◆ TASK DESCRIPTION: Each line containing the word "What" must be collected.
___ AVAILABLE DATA ___
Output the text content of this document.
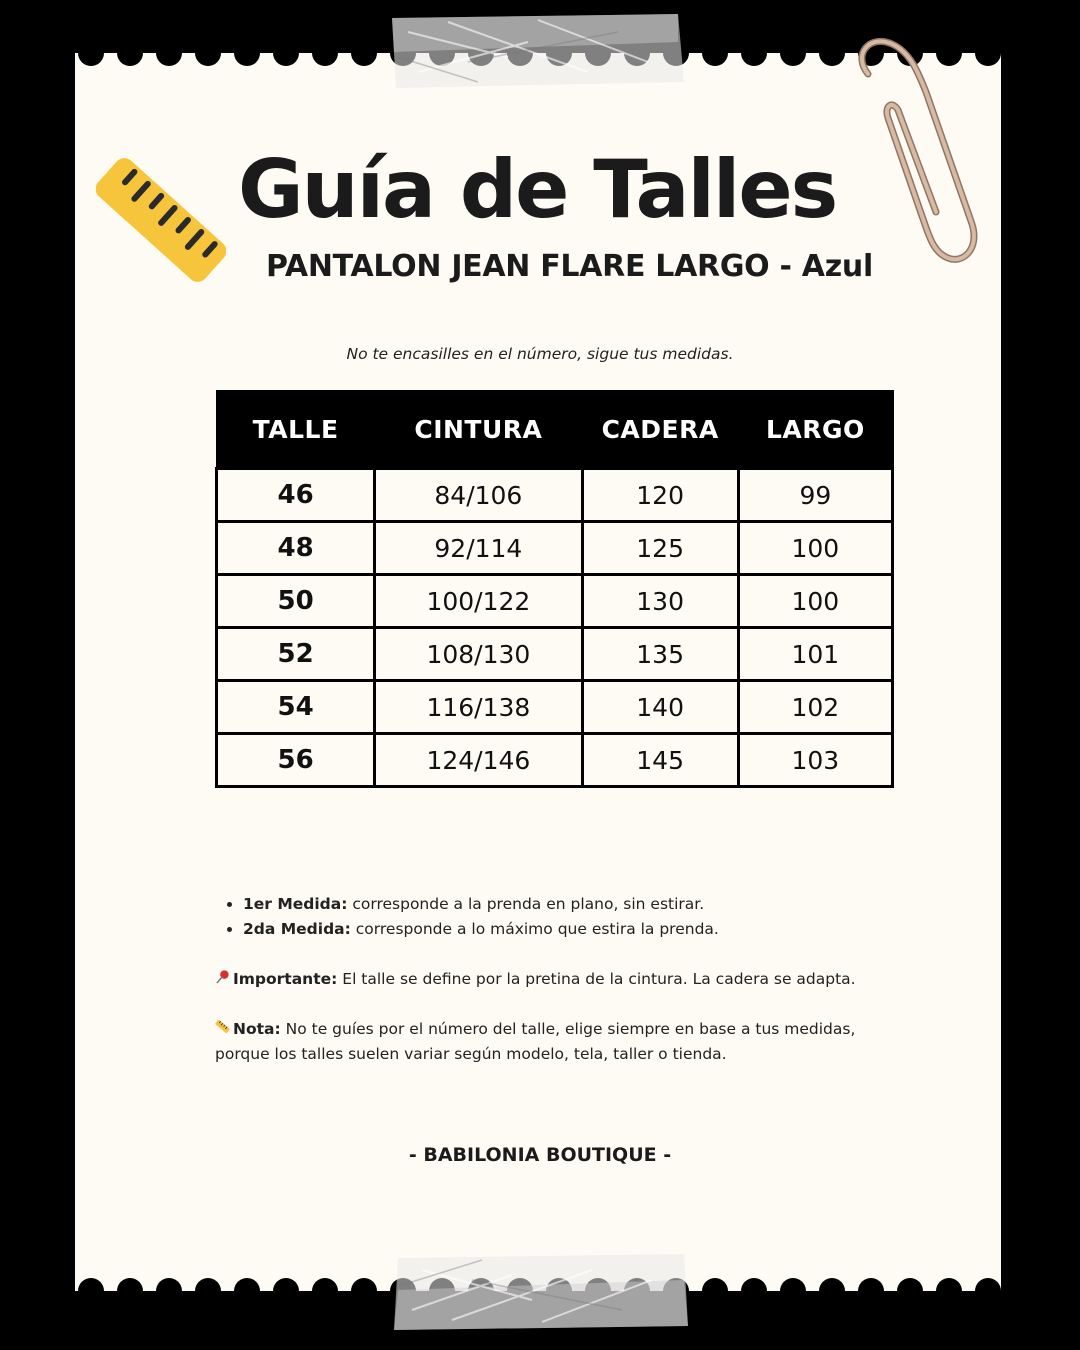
Guía de Talles
PANTALON JEAN FLARE LARGO - Azul
No te encasilles en el número, sigue tus medidas.
TALLE	CINTURA	CADERA	LARGO
46	84/106	120	99
48	92/114	125	100
50	100/122	130	100
52	108/130	135	101
54	116/138	140	102
56	124/146	145	103
• 1er Medida: corresponde a la prenda en plano, sin estirar.
• 2da Medida: corresponde a lo máximo que estira la prenda.

Importante: El talle se define por la pretina de la cintura. La cadera se adapta.

Nota: No te guíes por el número del talle, elige siempre en base a tus medidas, porque los talles suelen variar según modelo, tela, taller o tienda.

- BABILONIA BOUTIQUE -
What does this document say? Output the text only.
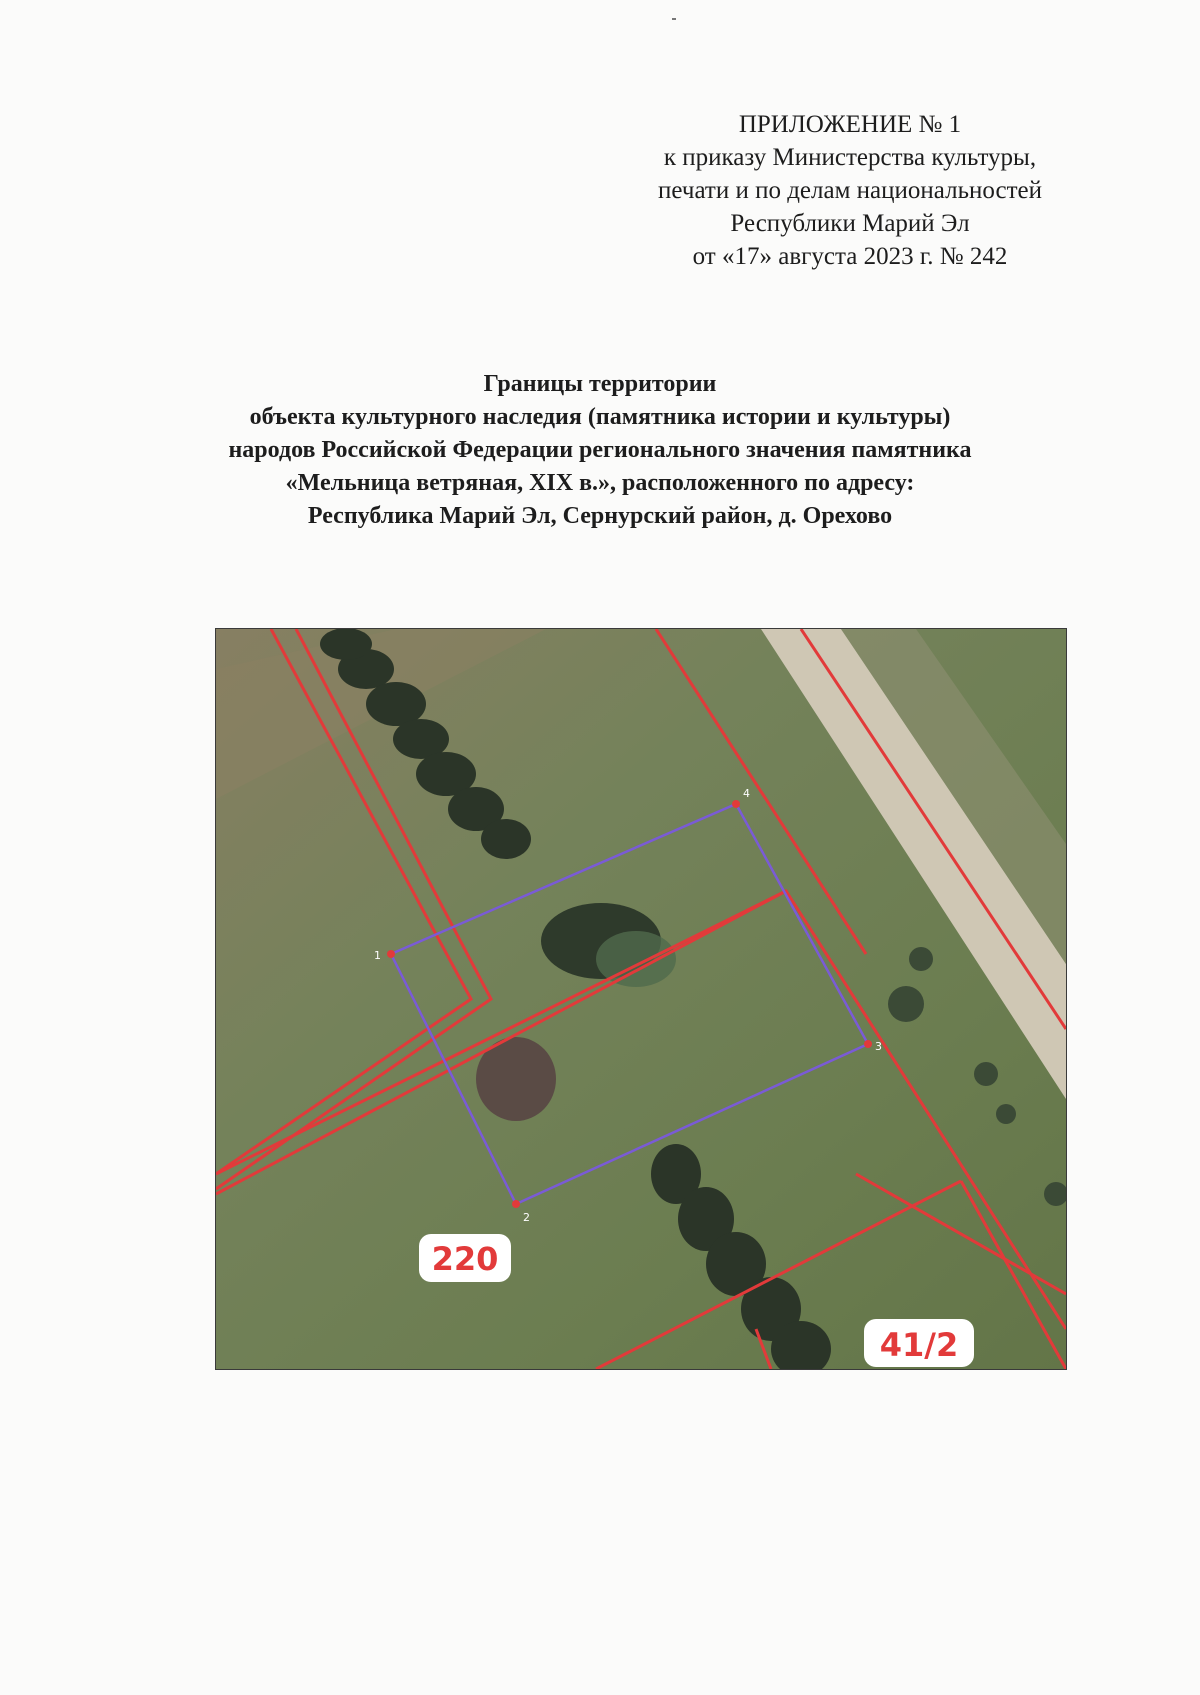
ПРИЛОЖЕНИЕ № 1
к приказу Министерства культуры,
печати и по делам национальностей
Республики Марий Эл
от «17» августа 2023 г. № 242
Границы территории
объекта культурного наследия (памятника истории и культуры)
народов Российской Федерации регионального значения памятника
«Мельница ветряная, XIX в.», расположенного по адресу:
Республика Марий Эл, Сернурский район, д. Орехово
1
2
3
4
220
41/2
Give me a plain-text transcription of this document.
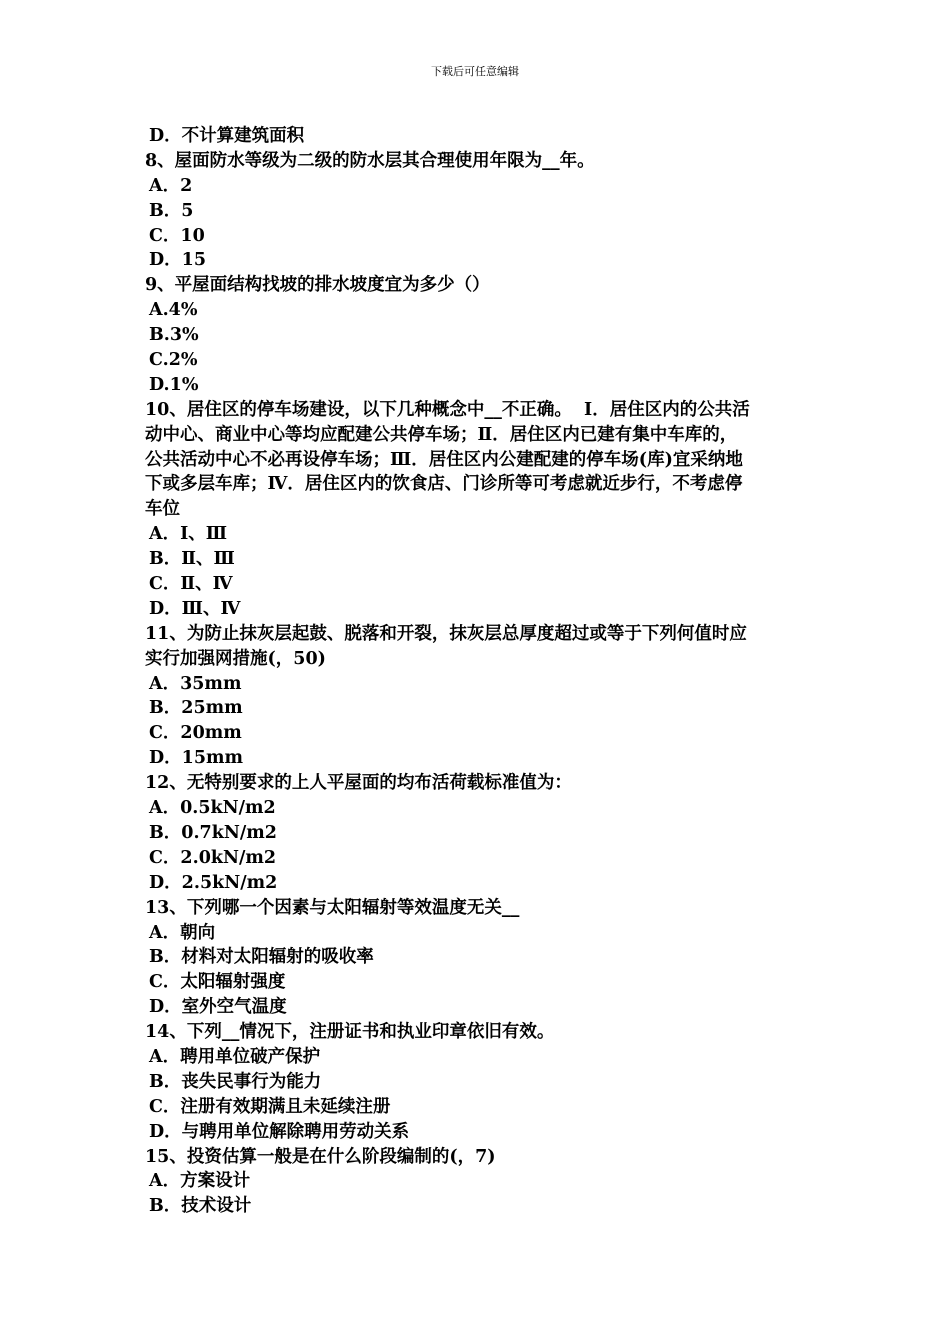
下载后可任意编辑
D．不计算建筑面积
8、屋面防水等级为二级的防水层其合理使用年限为__年。
A．2
B．5
C．10
D．15
9、平屋面结构找坡的排水坡度宜为多少（）
A.4%
B.3%
C.2%
D.1%
10、居住区的停车场建设，以下几种概念中__不正确。  Ⅰ．居住区内的公共活
动中心、商业中心等均应配建公共停车场；Ⅱ．居住区内已建有集中车库的，
公共活动中心不必再设停车场；Ⅲ．居住区内公建配建的停车场(库)宜采纳地
下或多层车库；Ⅳ．居住区内的饮食店、门诊所等可考虑就近步行，不考虑停
车位
A．Ⅰ、Ⅲ
B．Ⅱ、Ⅲ
C．Ⅱ、Ⅳ
D．Ⅲ、Ⅳ
11、为防止抹灰层起鼓、脱落和开裂，抹灰层总厚度超过或等于下列何值时应
实行加强网措施(，50)
A．35mm
B．25mm
C．20mm
D．15mm
12、无特别要求的上人平屋面的均布活荷载标准值为：
A．0.5kN/m2
B．0.7kN/m2
C．2.0kN/m2
D．2.5kN/m2
13、下列哪一个因素与太阳辐射等效温度无关__
A．朝向
B．材料对太阳辐射的吸收率
C．太阳辐射强度
D．室外空气温度
14、下列__情况下，注册证书和执业印章依旧有效。
A．聘用单位破产保护
B．丧失民事行为能力
C．注册有效期满且未延续注册
D．与聘用单位解除聘用劳动关系
15、投资估算一般是在什么阶段编制的(，7)
A．方案设计
B．技术设计
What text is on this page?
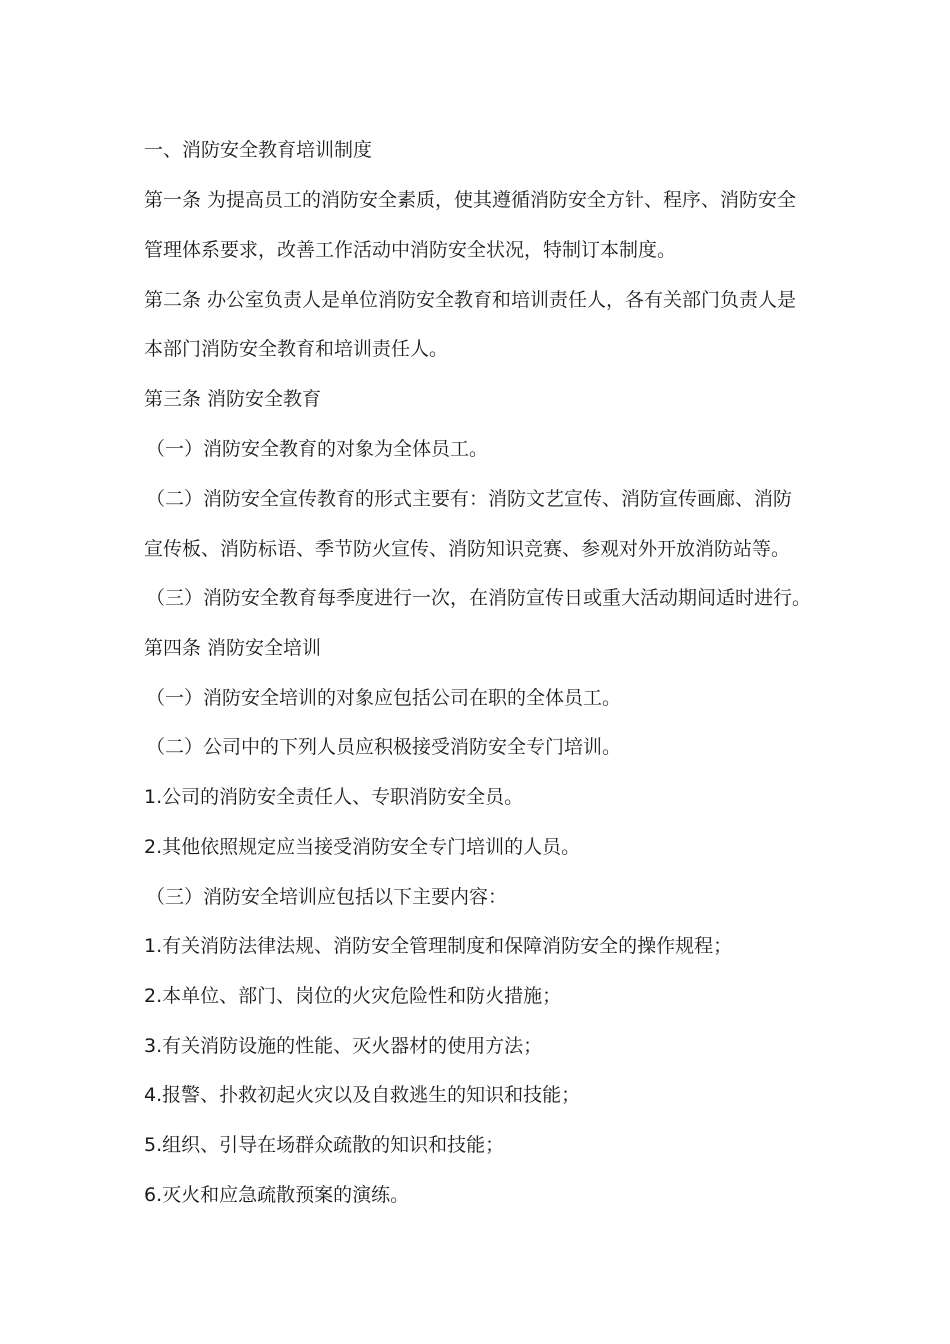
一、消防安全教育培训制度
第一条 为提高员工的消防安全素质，使其遵循消防安全方针、程序、消防安全
管理体系要求，改善工作活动中消防安全状况，特制订本制度。
第二条 办公室负责人是单位消防安全教育和培训责任人，各有关部门负责人是
本部门消防安全教育和培训责任人。
第三条 消防安全教育
（一）消防安全教育的对象为全体员工。
（二）消防安全宣传教育的形式主要有：消防文艺宣传、消防宣传画廊、消防
宣传板、消防标语、季节防火宣传、消防知识竞赛、参观对外开放消防站等。
（三）消防安全教育每季度进行一次，在消防宣传日或重大活动期间适时进行。
第四条 消防安全培训
（一）消防安全培训的对象应包括公司在职的全体员工。
（二）公司中的下列人员应积极接受消防安全专门培训。
1.公司的消防安全责任人、专职消防安全员。
2.其他依照规定应当接受消防安全专门培训的人员。
（三）消防安全培训应包括以下主要内容：
1.有关消防法律法规、消防安全管理制度和保障消防安全的操作规程；
2.本单位、部门、岗位的火灾危险性和防火措施；
3.有关消防设施的性能、灭火器材的使用方法；
4.报警、扑救初起火灾以及自救逃生的知识和技能；
5.组织、引导在场群众疏散的知识和技能；
6.灭火和应急疏散预案的演练。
___
◆ SOLVED EXERCISE:
What does this document say? Output the text only.
What text is on this page?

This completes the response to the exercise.